### DATA SUPPLIED
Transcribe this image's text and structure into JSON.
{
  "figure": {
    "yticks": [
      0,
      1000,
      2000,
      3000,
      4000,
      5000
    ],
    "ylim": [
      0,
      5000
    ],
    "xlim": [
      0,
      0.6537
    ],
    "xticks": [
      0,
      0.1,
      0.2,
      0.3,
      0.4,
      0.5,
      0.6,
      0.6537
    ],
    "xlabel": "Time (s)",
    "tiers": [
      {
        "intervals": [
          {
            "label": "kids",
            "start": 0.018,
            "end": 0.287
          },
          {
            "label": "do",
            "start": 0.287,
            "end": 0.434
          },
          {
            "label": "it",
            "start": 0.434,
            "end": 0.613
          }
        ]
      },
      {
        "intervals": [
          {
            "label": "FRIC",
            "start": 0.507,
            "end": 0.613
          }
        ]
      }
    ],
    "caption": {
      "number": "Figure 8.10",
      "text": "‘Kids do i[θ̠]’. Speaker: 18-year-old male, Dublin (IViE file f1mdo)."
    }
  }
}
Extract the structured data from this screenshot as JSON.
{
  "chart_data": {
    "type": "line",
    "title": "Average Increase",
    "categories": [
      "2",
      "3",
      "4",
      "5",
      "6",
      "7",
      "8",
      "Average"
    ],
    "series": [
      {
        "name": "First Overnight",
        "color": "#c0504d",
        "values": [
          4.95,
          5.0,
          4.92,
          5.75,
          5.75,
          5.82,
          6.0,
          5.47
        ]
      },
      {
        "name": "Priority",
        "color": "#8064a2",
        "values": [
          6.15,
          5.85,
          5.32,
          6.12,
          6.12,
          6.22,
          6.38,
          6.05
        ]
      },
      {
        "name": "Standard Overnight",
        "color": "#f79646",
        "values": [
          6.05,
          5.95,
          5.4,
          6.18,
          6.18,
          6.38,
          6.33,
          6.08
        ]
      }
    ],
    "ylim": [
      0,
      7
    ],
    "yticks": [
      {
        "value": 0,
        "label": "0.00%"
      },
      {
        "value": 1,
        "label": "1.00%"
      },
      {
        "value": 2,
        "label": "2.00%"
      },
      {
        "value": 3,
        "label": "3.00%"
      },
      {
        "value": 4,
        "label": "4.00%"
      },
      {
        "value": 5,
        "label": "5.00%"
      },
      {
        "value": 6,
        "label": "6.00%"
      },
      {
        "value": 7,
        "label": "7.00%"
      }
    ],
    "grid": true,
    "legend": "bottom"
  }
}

### TASK GOAL
Quote the data in full, keeping each word unchanged.

### THE COMPLETED TASK
Transcribe this image's text and structure into JSON.
{
  "figure": {
    "yticks": [
      0,
      1000,
      2000,
      3000,
      4000,
      5000
    ],
    "ylim": [
      0,
      5000
    ],
    "xlim": [
      0,
      0.6537
    ],
    "xticks": [
      0,
      0.1,
      0.2,
      0.3,
      0.4,
      0.5,
      0.6,
      0.6537
    ],
    "xlabel": "Time (s)",
    "tiers": [
      {
        "intervals": [
          {
            "label": "kids",
            "start": 0.018,
            "end": 0.287
          },
          {
            "label": "do",
            "start": 0.287,
            "end": 0.434
          },
          {
            "label": "it",
            "start": 0.434,
            "end": 0.613
          }
        ]
      },
      {
        "intervals": [
          {
            "label": "FRIC",
            "start": 0.507,
            "end": 0.613
          }
        ]
      }
    ],
    "caption": {
      "number": "Figure 8.10",
      "text": "‘Kids do i[θ̠]’. Speaker: 18-year-old male, Dublin (IViE file f1mdo)."
    }
  }
}
Extract the structured data from this screenshot as JSON.
{
  "chart_data": {
    "type": "line",
    "title": "Average Increase",
    "categories": [
      "2",
      "3",
      "4",
      "5",
      "6",
      "7",
      "8",
      "Average"
    ],
    "series": [
      {
        "name": "First Overnight",
        "color": "#c0504d",
        "values": [
          4.95,
          5.0,
          4.92,
          5.75,
          5.75,
          5.82,
          6.0,
          5.47
        ]
      },
      {
        "name": "Priority",
        "color": "#8064a2",
        "values": [
          6.15,
          5.85,
          5.32,
          6.12,
          6.12,
          6.22,
          6.38,
          6.05
        ]
      },
      {
        "name": "Standard Overnight",
        "color": "#f79646",
        "values": [
          6.05,
          5.95,
          5.4,
          6.18,
          6.18,
          6.38,
          6.33,
          6.08
        ]
      }
    ],
    "ylim": [
      0,
      7
    ],
    "yticks": [
      {
        "value": 0,
        "label": "0.00%"
      },
      {
        "value": 1,
        "label": "1.00%"
      },
      {
        "value": 2,
        "label": "2.00%"
      },
      {
        "value": 3,
        "label": "3.00%"
      },
      {
        "value": 4,
        "label": "4.00%"
      },
      {
        "value": 5,
        "label": "5.00%"
      },
      {
        "value": 6,
        "label": "6.00%"
      },
      {
        "value": 7,
        "label": "7.00%"
      }
    ],
    "grid": true,
    "legend": "bottom"
  }
}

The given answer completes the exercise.